▶ **Excerpts from a figure dataset**
--------------------

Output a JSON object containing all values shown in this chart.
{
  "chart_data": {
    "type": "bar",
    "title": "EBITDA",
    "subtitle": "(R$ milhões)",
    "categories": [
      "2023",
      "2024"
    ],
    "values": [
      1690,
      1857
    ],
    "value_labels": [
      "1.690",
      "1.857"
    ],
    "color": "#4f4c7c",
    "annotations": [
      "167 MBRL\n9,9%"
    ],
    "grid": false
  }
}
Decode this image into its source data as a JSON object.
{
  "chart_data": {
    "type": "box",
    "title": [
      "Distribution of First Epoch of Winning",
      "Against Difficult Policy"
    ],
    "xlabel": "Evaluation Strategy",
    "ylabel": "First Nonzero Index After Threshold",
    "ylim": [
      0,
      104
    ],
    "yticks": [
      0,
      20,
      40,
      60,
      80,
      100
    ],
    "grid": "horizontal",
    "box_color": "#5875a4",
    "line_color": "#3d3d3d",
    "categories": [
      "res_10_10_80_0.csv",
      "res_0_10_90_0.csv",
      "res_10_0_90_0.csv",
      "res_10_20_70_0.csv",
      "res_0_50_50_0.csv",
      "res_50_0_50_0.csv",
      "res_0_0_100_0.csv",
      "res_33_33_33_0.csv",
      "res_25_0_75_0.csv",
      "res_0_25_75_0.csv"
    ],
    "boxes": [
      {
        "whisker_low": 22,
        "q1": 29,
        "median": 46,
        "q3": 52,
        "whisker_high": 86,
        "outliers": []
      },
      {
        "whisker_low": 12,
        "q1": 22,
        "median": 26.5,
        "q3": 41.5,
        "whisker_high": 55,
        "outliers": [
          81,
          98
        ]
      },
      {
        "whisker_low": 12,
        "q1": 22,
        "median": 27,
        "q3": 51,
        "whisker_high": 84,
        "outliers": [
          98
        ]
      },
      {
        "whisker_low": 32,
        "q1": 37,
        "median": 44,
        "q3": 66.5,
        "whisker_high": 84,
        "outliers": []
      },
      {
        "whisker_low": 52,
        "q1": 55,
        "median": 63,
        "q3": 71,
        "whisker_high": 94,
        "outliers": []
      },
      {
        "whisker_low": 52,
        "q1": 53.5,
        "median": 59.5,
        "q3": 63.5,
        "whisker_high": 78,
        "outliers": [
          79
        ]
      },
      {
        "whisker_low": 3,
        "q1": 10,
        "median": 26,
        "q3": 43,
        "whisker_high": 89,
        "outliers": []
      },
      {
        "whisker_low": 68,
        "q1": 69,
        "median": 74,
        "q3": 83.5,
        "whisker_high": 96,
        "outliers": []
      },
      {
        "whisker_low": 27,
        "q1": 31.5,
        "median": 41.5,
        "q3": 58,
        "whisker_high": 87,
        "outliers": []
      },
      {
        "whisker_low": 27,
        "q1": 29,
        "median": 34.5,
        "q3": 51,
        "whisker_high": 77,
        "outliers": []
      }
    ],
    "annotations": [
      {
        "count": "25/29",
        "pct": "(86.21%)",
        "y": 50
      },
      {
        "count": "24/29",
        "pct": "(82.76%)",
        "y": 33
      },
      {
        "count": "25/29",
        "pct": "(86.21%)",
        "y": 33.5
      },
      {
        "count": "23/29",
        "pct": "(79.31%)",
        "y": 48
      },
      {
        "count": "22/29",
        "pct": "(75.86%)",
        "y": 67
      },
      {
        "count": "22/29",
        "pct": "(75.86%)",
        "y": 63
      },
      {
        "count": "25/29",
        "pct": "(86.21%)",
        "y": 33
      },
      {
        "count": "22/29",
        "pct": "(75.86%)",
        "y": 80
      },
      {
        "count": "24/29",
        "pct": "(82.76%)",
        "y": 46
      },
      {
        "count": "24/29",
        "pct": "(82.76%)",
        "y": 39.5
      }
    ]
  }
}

--------------------

▶ **To be done**
Copy each line of the records above that carries the word "JSON".

▶ **Exercise solution**
Output a JSON object containing all values shown in this chart.
Decode this image into its source data as a JSON object.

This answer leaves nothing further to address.